# Prompt
Copy all lines below containing "does".

# Exercise input

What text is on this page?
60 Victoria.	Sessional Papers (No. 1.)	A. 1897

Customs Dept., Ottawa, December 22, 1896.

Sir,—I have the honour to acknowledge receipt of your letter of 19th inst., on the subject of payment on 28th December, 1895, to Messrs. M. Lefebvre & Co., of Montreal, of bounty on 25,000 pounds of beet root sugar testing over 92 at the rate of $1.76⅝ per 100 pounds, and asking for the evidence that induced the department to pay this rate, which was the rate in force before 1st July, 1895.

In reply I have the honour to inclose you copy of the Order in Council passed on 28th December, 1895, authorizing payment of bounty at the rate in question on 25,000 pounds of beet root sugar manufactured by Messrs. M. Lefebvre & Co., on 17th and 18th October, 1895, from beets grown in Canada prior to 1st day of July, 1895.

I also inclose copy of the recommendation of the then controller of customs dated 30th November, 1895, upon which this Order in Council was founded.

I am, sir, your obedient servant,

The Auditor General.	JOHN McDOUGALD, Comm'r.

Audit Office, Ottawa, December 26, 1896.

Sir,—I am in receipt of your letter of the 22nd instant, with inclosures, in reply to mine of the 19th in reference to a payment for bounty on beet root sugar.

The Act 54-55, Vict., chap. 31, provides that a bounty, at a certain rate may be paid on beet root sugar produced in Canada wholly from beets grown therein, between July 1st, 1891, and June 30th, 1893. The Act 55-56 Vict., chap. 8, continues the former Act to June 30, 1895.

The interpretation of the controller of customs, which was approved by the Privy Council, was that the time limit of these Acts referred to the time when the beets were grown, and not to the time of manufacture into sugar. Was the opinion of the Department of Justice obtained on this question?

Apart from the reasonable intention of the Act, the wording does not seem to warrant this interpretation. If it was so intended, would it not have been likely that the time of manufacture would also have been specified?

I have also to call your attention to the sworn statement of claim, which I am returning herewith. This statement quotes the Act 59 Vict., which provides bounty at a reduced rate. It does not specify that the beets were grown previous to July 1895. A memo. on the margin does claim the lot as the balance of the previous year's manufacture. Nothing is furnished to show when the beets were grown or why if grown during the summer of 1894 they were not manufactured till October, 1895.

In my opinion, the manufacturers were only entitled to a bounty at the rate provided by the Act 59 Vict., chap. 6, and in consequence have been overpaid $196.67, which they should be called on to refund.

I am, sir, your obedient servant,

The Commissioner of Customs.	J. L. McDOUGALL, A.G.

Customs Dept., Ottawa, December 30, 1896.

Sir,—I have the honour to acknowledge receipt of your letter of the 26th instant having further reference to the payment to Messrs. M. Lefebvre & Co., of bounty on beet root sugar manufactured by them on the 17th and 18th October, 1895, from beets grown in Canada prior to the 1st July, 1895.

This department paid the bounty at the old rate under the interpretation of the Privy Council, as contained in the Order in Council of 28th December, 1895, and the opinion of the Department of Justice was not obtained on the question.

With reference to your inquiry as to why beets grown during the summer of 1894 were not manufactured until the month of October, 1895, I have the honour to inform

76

# Exercise output
Apart from the reasonable intention of the Act, the wording does not seem to warrant this interpretation. If it was so intended, would it not have been likely that the time of manufacture would also have been specified?
I have also to call your attention to the sworn statement of claim, which I am returning herewith. This statement quotes the Act 59 Vict., which provides bounty at a reduced rate. It does not specify that the beets were grown previous to July 1895. A memo. on the margin does claim the lot as the balance of the previous year's manufacture. Nothing is furnished to show when the beets were grown or why if grown during the summer of 1894 they were not manufactured till October, 1895.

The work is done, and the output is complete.